◆ Set exercise:
Output each entry below as it stands, leaving out every picture.

--- START OF Information given ---

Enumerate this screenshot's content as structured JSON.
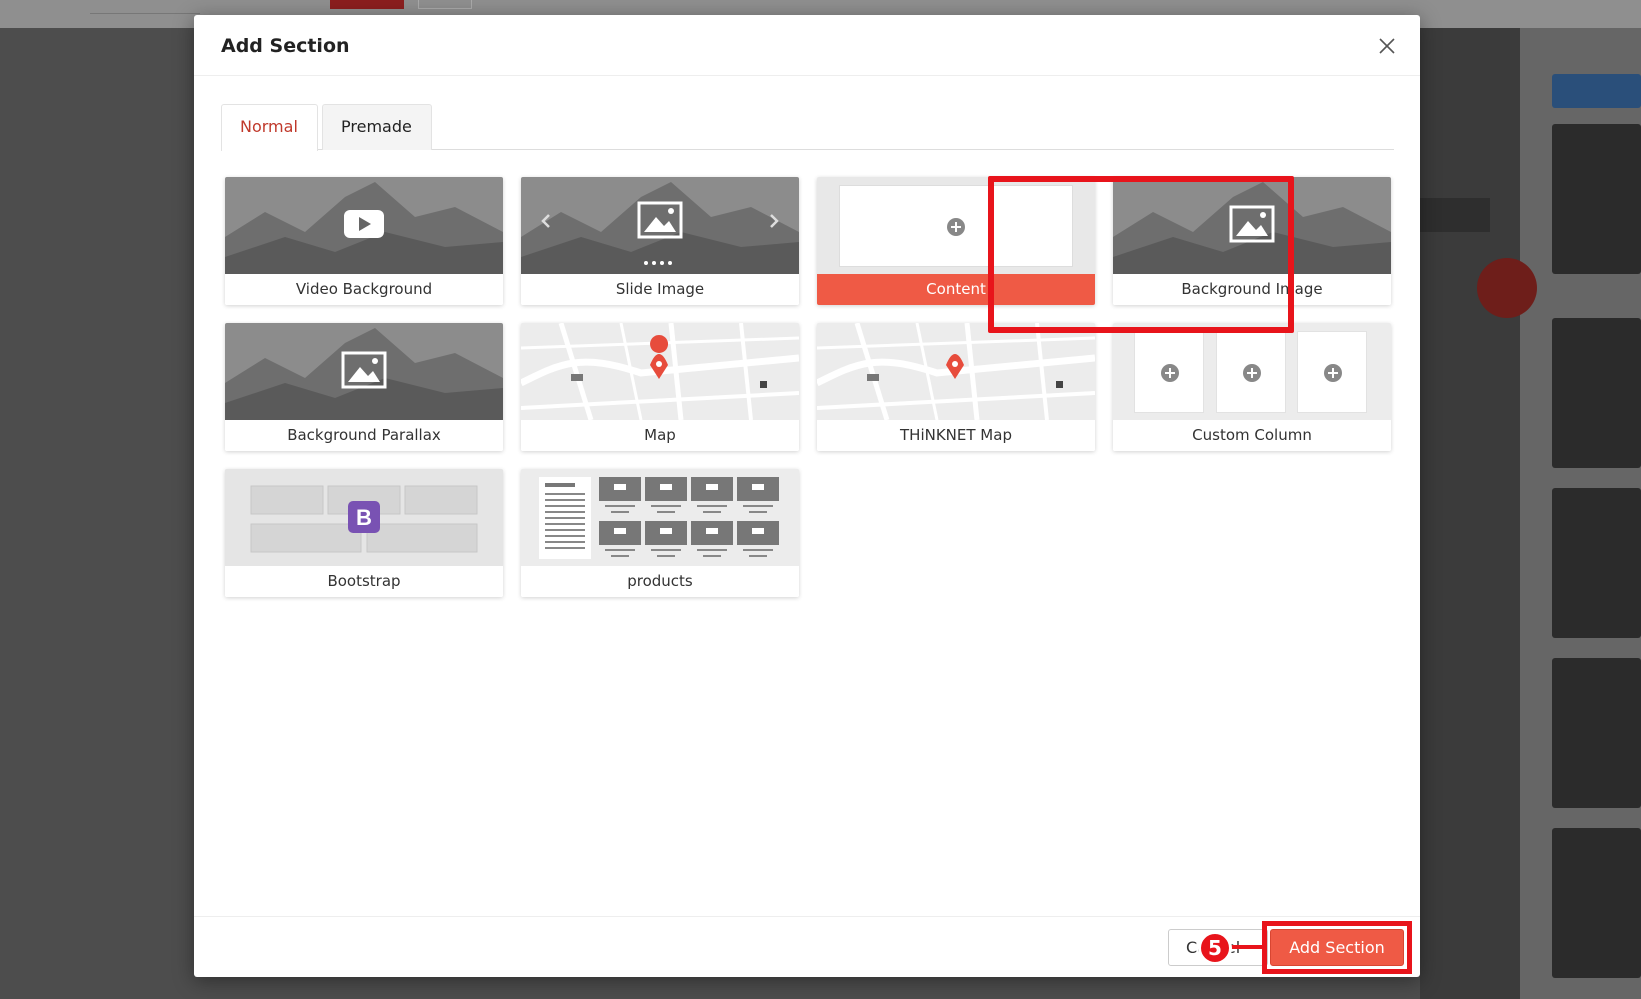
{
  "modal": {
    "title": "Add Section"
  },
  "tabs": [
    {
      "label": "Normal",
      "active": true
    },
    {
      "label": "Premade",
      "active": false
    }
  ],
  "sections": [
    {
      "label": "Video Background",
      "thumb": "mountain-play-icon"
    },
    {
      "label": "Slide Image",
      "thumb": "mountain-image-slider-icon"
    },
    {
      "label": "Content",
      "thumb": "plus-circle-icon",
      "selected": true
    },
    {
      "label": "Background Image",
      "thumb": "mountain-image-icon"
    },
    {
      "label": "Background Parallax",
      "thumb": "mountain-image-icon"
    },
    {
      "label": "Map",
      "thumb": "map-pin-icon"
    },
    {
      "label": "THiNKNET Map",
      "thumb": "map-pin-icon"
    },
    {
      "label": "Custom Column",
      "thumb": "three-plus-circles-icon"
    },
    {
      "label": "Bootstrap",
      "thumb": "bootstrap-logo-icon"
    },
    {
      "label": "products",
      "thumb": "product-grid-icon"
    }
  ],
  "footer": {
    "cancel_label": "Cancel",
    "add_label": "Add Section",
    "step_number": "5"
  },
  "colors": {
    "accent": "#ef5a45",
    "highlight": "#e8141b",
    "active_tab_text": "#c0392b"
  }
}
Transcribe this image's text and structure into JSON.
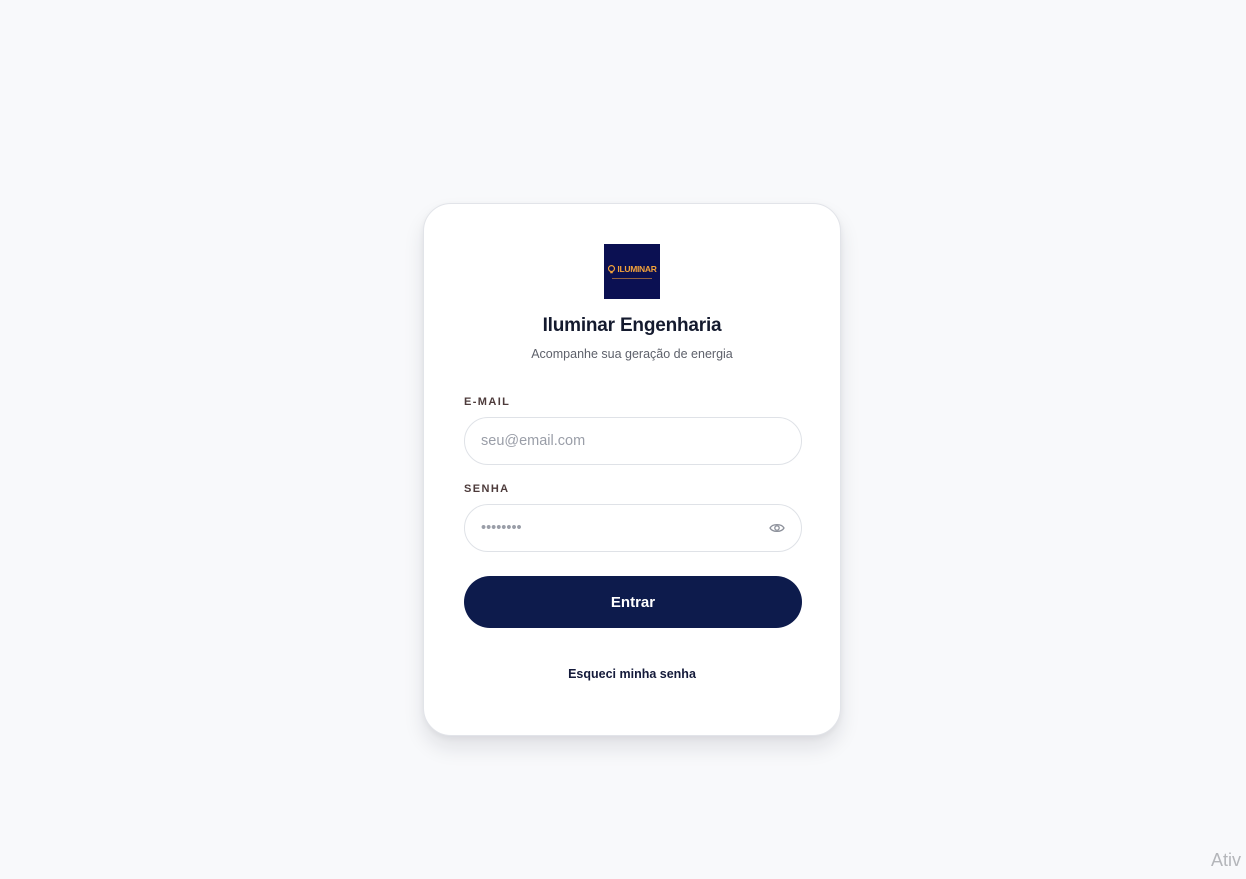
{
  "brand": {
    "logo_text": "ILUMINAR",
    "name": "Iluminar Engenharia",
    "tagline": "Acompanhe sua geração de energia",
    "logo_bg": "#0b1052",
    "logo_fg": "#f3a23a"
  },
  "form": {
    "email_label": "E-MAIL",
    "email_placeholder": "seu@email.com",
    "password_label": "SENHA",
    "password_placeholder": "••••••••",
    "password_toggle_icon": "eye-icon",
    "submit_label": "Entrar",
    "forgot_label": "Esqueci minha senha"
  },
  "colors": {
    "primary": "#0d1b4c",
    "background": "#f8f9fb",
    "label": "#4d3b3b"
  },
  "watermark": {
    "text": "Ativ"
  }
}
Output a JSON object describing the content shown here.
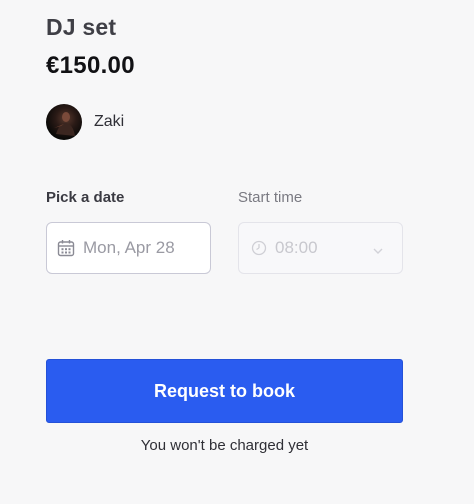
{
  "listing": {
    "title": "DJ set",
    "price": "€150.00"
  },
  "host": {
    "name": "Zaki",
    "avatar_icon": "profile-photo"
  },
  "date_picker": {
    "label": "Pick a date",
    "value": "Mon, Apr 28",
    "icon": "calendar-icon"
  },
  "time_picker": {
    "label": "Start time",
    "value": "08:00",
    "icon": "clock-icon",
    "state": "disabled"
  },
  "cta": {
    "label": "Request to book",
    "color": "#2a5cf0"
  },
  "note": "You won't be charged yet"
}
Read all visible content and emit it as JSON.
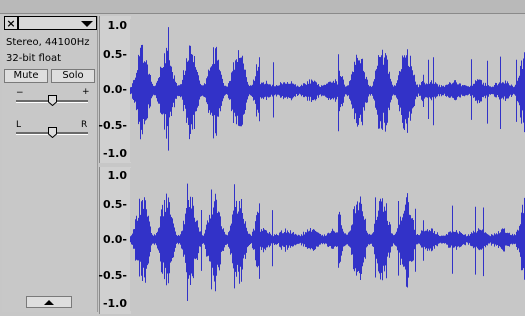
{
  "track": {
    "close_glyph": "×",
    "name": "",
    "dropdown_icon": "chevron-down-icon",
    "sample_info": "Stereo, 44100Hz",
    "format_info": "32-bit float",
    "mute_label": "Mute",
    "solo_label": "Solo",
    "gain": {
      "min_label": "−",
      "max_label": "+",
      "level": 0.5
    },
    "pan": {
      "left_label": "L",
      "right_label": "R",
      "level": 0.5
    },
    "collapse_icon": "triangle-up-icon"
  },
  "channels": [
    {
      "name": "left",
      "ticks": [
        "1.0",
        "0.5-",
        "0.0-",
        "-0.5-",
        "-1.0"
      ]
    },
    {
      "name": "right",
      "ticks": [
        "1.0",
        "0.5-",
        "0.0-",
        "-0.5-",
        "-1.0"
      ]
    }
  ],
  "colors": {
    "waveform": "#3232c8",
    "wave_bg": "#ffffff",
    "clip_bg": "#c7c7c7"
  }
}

--- END OF Information given ---

◆ Exercise result:
Enumerate this screenshot's content as structured JSON.
{
  "modal": {
    "title": "Add Section"
  },
  "tabs": [
    {
      "label": "Normal",
      "active": true
    },
    {
      "label": "Premade",
      "active": false
    }
  ],
  "sections": [
    {
      "label": "Video Background",
      "thumb": "mountain-play-icon"
    },
    {
      "label": "Slide Image",
      "thumb": "mountain-image-slider-icon"
    },
    {
      "label": "Content",
      "thumb": "plus-circle-icon",
      "selected": true
    },
    {
      "label": "Background Image",
      "thumb": "mountain-image-icon"
    },
    {
      "label": "Background Parallax",
      "thumb": "mountain-image-icon"
    },
    {
      "label": "Map",
      "thumb": "map-pin-icon"
    },
    {
      "label": "THiNKNET Map",
      "thumb": "map-pin-icon"
    },
    {
      "label": "Custom Column",
      "thumb": "three-plus-circles-icon"
    },
    {
      "label": "Bootstrap",
      "thumb": "bootstrap-logo-icon"
    },
    {
      "label": "products",
      "thumb": "product-grid-icon"
    }
  ],
  "footer": {
    "cancel_label": "Cancel",
    "add_label": "Add Section",
    "step_number": "5"
  },
  "colors": {
    "accent": "#ef5a45",
    "highlight": "#e8141b",
    "active_tab_text": "#c0392b"
  }
}
Transcribe this image's text and structure into JSON.
{
  "brand": {
    "logo_text": "ILUMINAR",
    "name": "Iluminar Engenharia",
    "tagline": "Acompanhe sua geração de energia",
    "logo_bg": "#0b1052",
    "logo_fg": "#f3a23a"
  },
  "form": {
    "email_label": "E-MAIL",
    "email_placeholder": "seu@email.com",
    "password_label": "SENHA",
    "password_placeholder": "••••••••",
    "password_toggle_icon": "eye-icon",
    "submit_label": "Entrar",
    "forgot_label": "Esqueci minha senha"
  },
  "colors": {
    "primary": "#0d1b4c",
    "background": "#f8f9fb",
    "label": "#4d3b3b"
  },
  "watermark": {
    "text": "Ativ"
  }
}
Output a JSON object describing the content shown here.
{
  "listing": {
    "title": "DJ set",
    "price": "€150.00"
  },
  "host": {
    "name": "Zaki",
    "avatar_icon": "profile-photo"
  },
  "date_picker": {
    "label": "Pick a date",
    "value": "Mon, Apr 28",
    "icon": "calendar-icon"
  },
  "time_picker": {
    "label": "Start time",
    "value": "08:00",
    "icon": "clock-icon",
    "state": "disabled"
  },
  "cta": {
    "label": "Request to book",
    "color": "#2a5cf0"
  },
  "note": "You won't be charged yet"
}
Read all visible content and emit it as JSON.
{
  "track": {
    "close_glyph": "×",
    "name": "",
    "dropdown_icon": "chevron-down-icon",
    "sample_info": "Stereo, 44100Hz",
    "format_info": "32-bit float",
    "mute_label": "Mute",
    "solo_label": "Solo",
    "gain": {
      "min_label": "−",
      "max_label": "+",
      "level": 0.5
    },
    "pan": {
      "left_label": "L",
      "right_label": "R",
      "level": 0.5
    },
    "collapse_icon": "triangle-up-icon"
  },
  "channels": [
    {
      "name": "left",
      "ticks": [
        "1.0",
        "0.5-",
        "0.0-",
        "-0.5-",
        "-1.0"
      ]
    },
    {
      "name": "right",
      "ticks": [
        "1.0",
        "0.5-",
        "0.0-",
        "-0.5-",
        "-1.0"
      ]
    }
  ],
  "colors": {
    "waveform": "#3232c8",
    "wave_bg": "#ffffff",
    "clip_bg": "#c7c7c7"
  }
}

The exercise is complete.